Data entries for graphics:
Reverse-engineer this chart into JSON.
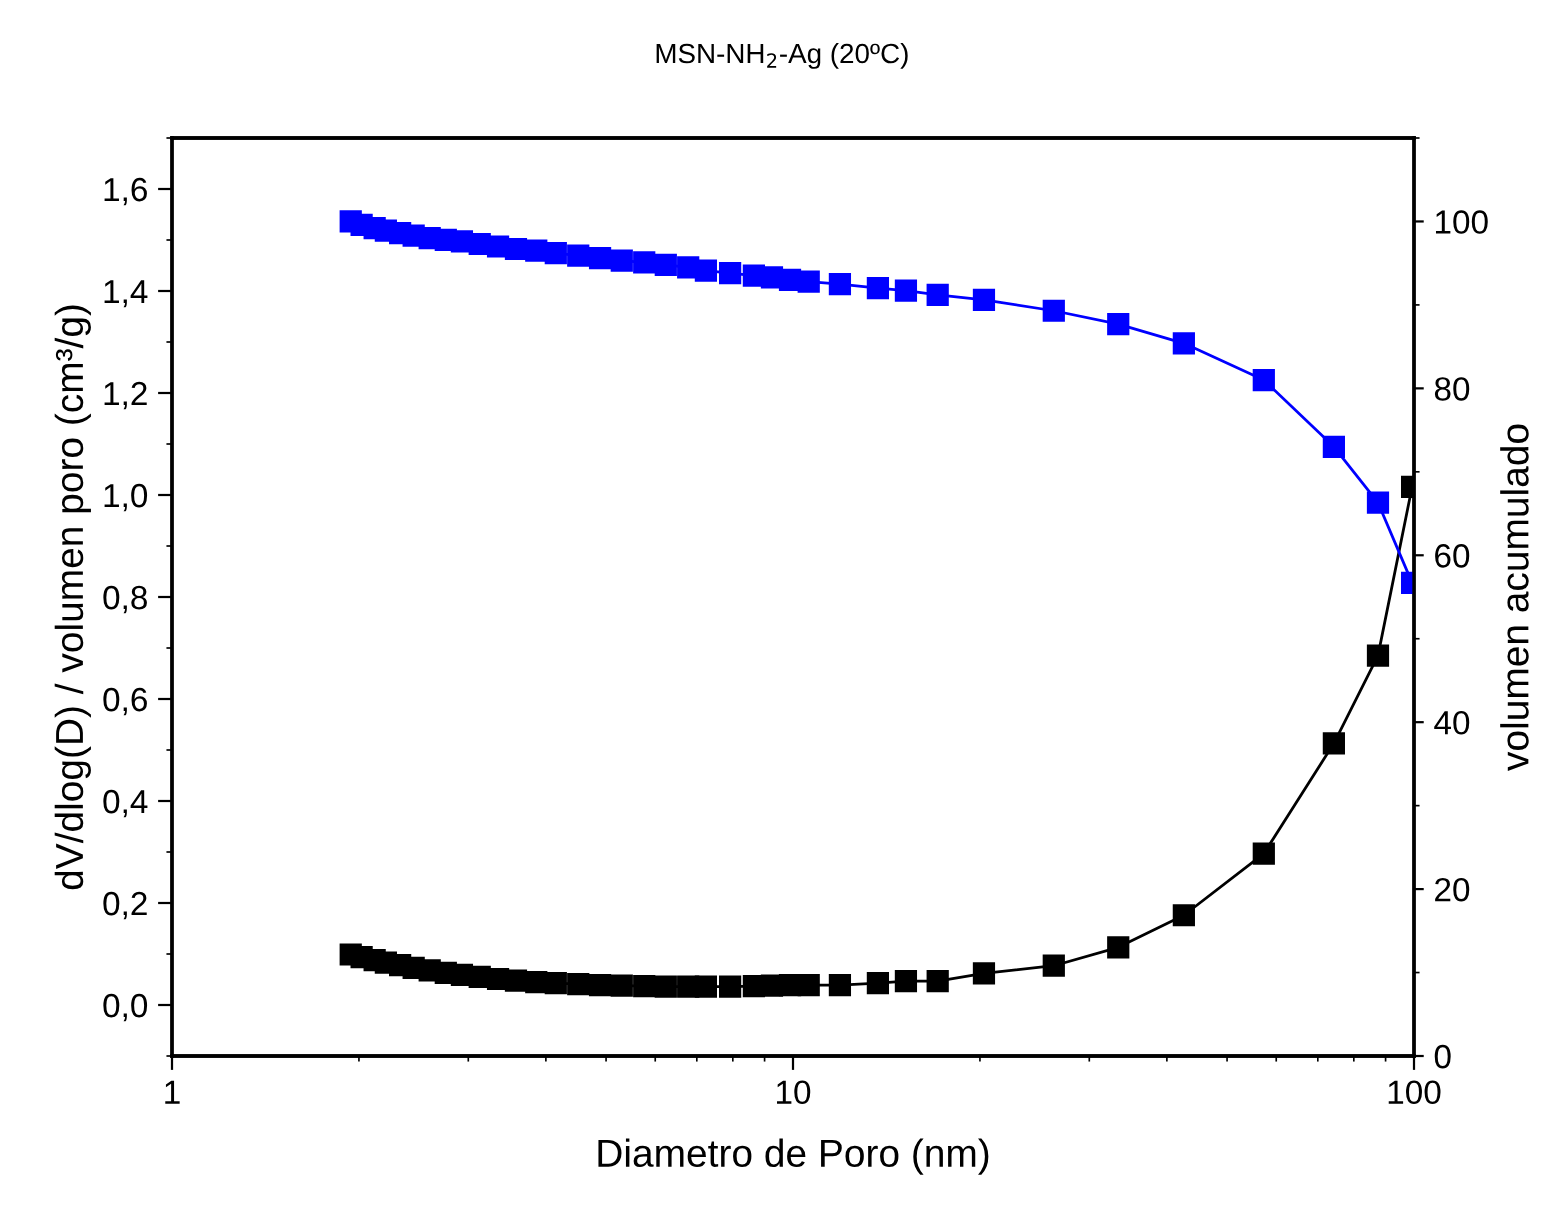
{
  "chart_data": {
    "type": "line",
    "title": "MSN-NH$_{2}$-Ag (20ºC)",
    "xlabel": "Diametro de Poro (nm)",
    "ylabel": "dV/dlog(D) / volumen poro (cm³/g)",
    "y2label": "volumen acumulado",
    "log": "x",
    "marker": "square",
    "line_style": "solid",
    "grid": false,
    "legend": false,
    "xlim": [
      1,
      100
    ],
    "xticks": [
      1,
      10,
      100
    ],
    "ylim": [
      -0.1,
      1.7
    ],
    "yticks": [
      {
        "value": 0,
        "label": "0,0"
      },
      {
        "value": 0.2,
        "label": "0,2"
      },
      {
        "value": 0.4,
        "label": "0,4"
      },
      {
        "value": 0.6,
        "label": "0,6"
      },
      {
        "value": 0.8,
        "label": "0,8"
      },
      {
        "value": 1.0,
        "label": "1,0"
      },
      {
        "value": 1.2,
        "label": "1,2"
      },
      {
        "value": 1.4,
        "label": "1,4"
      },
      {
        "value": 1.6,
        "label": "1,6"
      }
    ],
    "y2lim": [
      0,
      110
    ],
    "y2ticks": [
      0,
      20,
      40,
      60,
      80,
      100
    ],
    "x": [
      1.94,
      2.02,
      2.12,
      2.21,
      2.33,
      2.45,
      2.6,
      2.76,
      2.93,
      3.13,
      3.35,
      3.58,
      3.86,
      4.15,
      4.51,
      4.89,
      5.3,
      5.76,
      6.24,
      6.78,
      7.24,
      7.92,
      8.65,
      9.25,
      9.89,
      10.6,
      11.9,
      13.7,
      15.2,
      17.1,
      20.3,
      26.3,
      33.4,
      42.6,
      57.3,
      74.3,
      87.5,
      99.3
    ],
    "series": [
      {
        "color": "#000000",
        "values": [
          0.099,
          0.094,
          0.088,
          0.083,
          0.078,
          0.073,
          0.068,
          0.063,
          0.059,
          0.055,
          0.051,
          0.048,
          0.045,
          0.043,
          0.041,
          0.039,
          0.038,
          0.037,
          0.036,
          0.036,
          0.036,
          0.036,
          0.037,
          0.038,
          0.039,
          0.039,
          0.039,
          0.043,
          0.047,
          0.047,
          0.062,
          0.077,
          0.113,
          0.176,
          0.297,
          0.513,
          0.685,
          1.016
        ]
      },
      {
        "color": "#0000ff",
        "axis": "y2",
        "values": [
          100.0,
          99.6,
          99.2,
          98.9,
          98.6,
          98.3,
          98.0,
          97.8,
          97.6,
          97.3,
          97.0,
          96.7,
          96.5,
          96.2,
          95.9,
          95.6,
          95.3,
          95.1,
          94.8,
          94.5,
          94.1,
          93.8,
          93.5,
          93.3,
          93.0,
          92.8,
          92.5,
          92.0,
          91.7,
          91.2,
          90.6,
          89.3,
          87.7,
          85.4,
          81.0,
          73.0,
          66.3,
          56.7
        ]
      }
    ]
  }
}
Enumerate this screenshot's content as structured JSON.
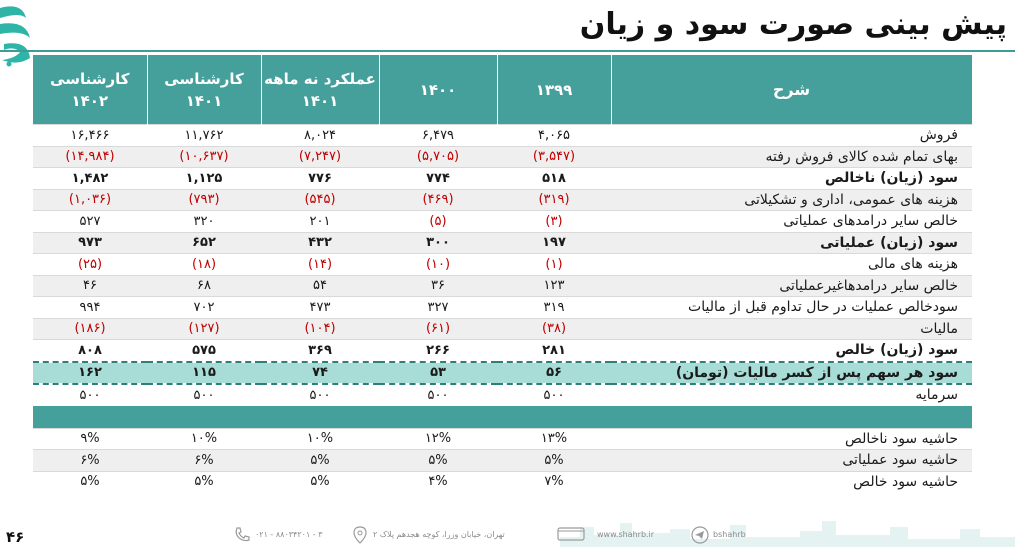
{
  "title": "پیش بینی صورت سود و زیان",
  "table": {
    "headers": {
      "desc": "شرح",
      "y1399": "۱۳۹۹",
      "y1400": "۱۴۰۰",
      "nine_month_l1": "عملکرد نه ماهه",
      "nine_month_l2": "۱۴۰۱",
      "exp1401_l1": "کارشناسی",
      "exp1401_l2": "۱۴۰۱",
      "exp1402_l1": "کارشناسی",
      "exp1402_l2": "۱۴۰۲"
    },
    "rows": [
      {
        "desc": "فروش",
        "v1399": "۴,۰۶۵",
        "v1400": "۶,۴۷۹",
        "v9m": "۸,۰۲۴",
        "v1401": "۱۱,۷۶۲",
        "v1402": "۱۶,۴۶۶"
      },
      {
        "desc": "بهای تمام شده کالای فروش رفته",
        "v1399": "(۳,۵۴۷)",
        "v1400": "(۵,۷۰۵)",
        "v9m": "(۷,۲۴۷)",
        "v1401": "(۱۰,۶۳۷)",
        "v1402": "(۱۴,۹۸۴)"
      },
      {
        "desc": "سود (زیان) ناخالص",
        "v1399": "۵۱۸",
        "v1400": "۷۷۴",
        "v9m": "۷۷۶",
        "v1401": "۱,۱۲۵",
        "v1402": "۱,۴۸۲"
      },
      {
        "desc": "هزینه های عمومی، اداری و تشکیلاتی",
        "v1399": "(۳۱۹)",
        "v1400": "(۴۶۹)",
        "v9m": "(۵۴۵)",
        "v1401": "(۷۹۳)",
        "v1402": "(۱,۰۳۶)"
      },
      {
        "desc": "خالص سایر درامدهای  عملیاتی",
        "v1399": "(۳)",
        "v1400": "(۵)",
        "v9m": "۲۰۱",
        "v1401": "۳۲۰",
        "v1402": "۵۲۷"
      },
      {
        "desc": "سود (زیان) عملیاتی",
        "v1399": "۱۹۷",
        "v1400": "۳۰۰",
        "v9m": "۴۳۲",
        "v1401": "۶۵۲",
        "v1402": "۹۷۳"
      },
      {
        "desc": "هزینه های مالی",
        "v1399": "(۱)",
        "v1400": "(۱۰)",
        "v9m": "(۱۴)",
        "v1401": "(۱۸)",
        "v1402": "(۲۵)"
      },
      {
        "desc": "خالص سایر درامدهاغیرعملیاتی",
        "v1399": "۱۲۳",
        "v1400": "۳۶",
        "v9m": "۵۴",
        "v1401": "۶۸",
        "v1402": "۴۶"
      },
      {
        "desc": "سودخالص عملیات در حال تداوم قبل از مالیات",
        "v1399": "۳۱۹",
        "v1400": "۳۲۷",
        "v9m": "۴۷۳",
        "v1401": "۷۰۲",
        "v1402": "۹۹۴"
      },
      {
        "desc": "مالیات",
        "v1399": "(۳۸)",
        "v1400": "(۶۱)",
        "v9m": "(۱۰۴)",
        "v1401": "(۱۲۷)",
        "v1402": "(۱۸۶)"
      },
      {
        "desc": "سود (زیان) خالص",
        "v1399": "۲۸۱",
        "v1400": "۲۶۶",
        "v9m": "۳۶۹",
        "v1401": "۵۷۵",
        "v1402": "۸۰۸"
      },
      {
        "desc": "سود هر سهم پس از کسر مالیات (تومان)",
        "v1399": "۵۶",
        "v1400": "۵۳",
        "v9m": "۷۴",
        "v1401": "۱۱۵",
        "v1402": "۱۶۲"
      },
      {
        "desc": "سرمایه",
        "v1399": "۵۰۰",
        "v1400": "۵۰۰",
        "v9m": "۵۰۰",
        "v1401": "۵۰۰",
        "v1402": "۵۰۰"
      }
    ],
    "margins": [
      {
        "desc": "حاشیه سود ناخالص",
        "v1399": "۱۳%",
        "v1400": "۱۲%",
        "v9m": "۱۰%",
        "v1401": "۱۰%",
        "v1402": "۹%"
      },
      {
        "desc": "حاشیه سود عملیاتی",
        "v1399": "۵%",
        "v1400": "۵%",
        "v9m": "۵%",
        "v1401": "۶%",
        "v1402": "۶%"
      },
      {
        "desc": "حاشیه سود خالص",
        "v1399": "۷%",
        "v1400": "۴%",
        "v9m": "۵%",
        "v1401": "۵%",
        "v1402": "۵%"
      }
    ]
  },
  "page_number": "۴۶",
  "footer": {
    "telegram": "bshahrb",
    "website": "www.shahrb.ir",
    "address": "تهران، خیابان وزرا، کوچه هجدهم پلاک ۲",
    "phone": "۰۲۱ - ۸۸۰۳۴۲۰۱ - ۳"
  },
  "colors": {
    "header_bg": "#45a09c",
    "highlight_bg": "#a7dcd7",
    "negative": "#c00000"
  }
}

GIVEN PROBLEM: Scan the material above. Copy each line that holds the word "JSON".

SOLUTION TO THIS TASK:
Reverse-engineer this chart into JSON.
Enumerate this screenshot's content as structured JSON.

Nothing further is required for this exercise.